• _Exercícios a fazer_
[A] Por favor, cite o trecho do artigo que começa nas palavras "Em primeiro lugar, precisamos" e para logo depois de "podem ser estupradoras.".
[B] De acordo com o artigo, que três opções os comandantes têm diante do estupro?

• _Artigo_
----

Em primeiro lugar, precisamos compreender melhor o fenômeno. Embora o estupro durante a guerra seja um crime antigo, só na última década os cientistas sociais começaram a estudar os padrões dos estupros cometidos por soldados e rebeldes. Os resultados podem ser surpreendentes: a probabilidade não é maior em determinadas regiões, nem países com maior desigualdade de gênero ou durante conflitos étnicos; homens podem ser vítimas, e mulheres podem ser estupradoras.
Embora o estupro seja tragicamente comum em zonas de guerra, ele não é uma parte inevitável da guerra. Na verdade, descobrimos surpreendentemente que uma porcentagem significativa de Exércitos regulares e grupos rebeldes envolvidos em guerras civis recentes não foram acusados de estuprar civis. Isso porque os comandantes têm opções: eles podem optar por ordenar, tolerar ou proibir o estupro. Uma compreensão mais profunda de seu comportamento oferece a esperança de mitigar o problema.
Alguns comandantes ordenam o estupro como uma estratégia militar ou política, e especificam o alvo. Quando o Exército Soviético marchou para a Alemanha em 1945, os generais ordenaram aos soldados para se vingarem de todos os alemães, não apenas dos militares. Soldados guatemaltecos estupraram indígenas maias sistematicamente durante a guerra civil de 1960 a 1996. Hoje, as forças do Estado Islâmico obrigam mulheres e meninas Yadizi ao casamento e à escravidão sexual, o que acreditam, equivocadamente, ser legítimo de acordo com a lei islâmica.

----

• _Extrato de dados_
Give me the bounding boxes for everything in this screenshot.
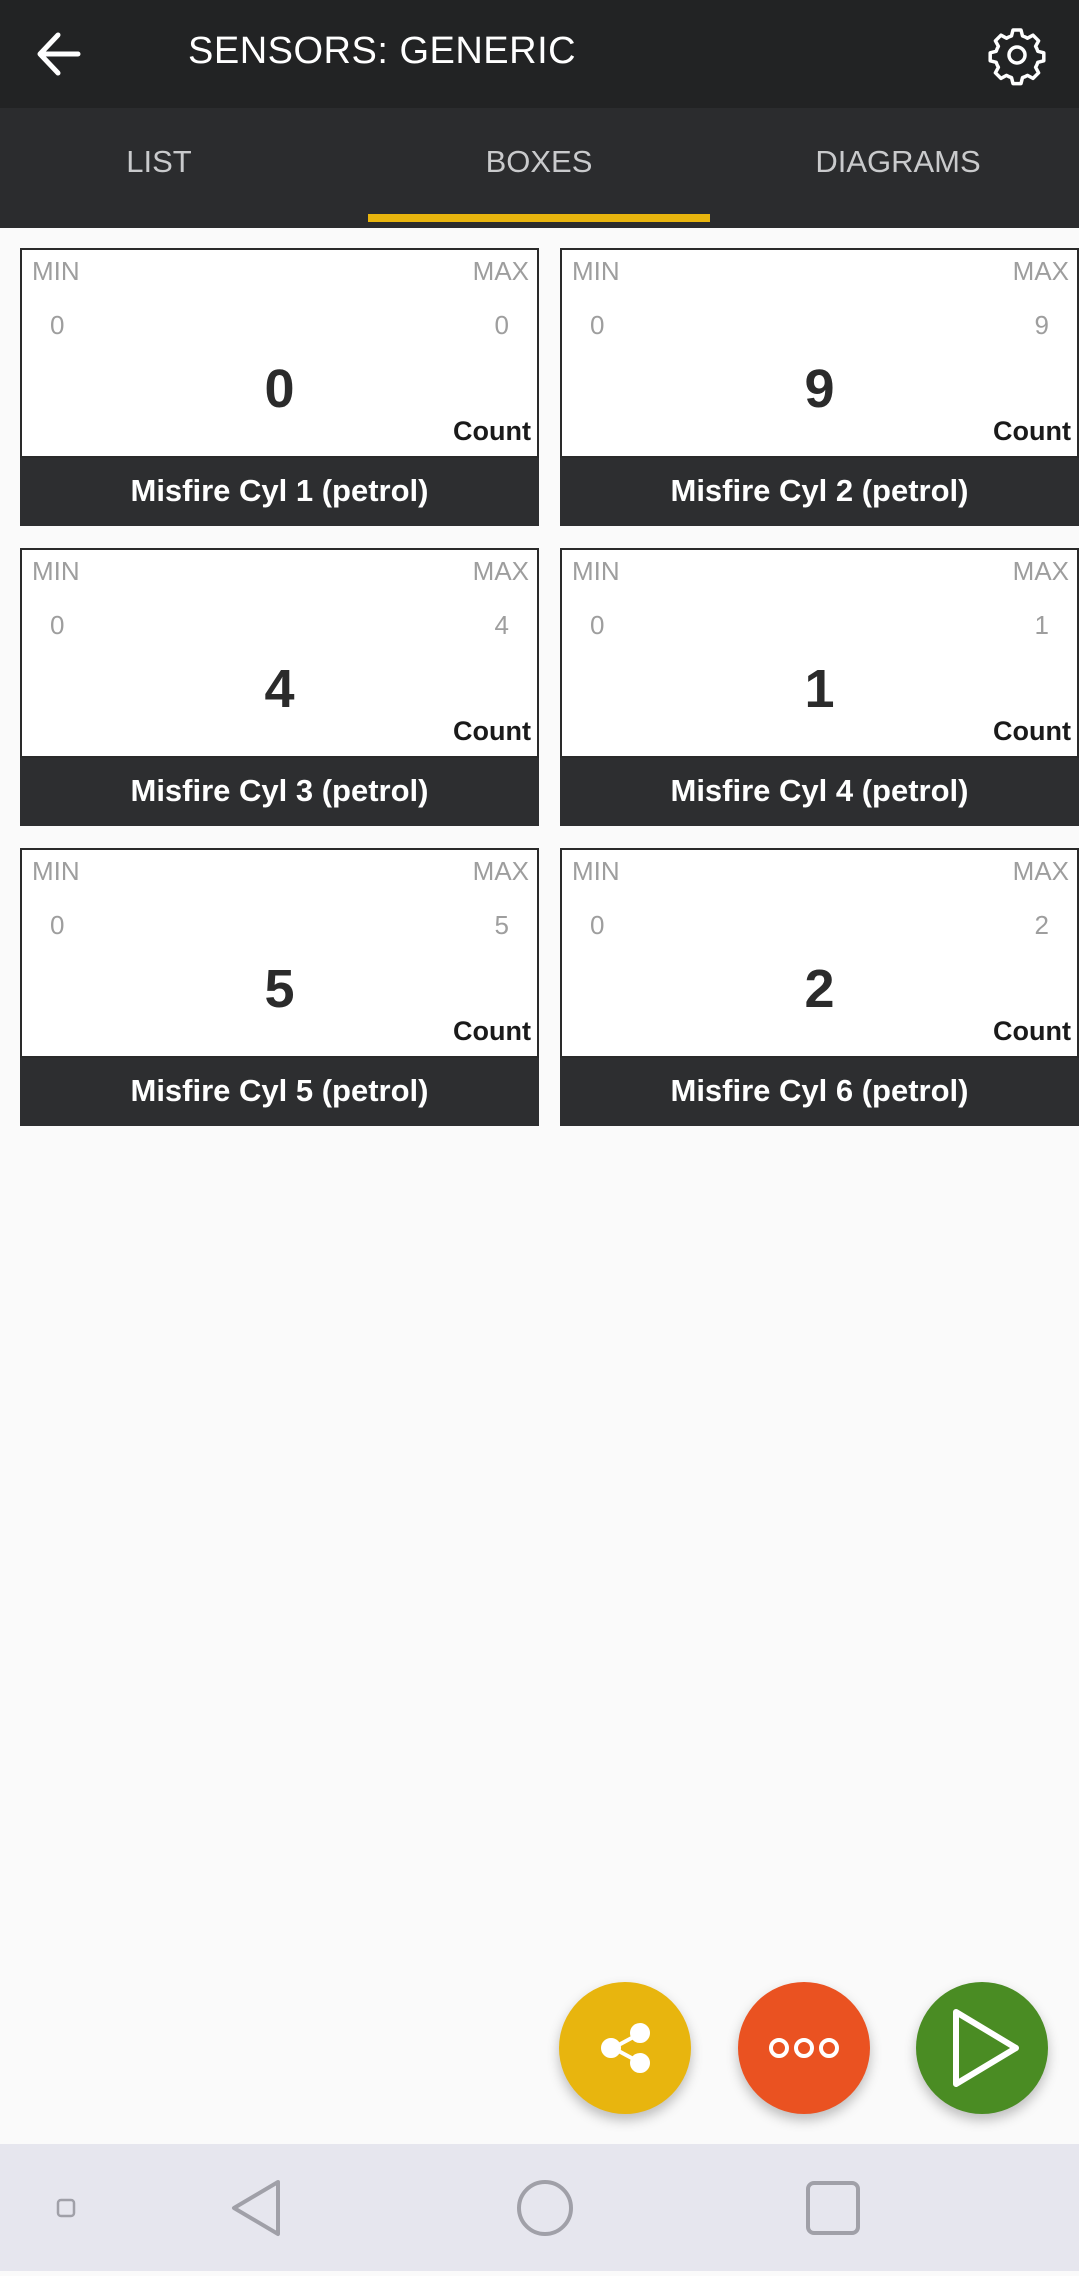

----

• _Exercício resolvido_
[A]
Em primeiro lugar, precisamos compreender melhor o fenômeno. Embora o estupro durante a guerra seja um crime antigo, só na última década os cientistas sociais começaram a estudar os padrões dos estupros cometidos por soldados e rebeldes. Os resultados podem ser surpreendentes: a probabilidade não é maior em determinadas regiões, nem países com maior desigualdade de gênero ou durante conflitos étnicos; homens podem ser vítimas, e mulheres podem ser estupradoras.

[B] Eles podem ordenar, tolerar ou proibir o estupro.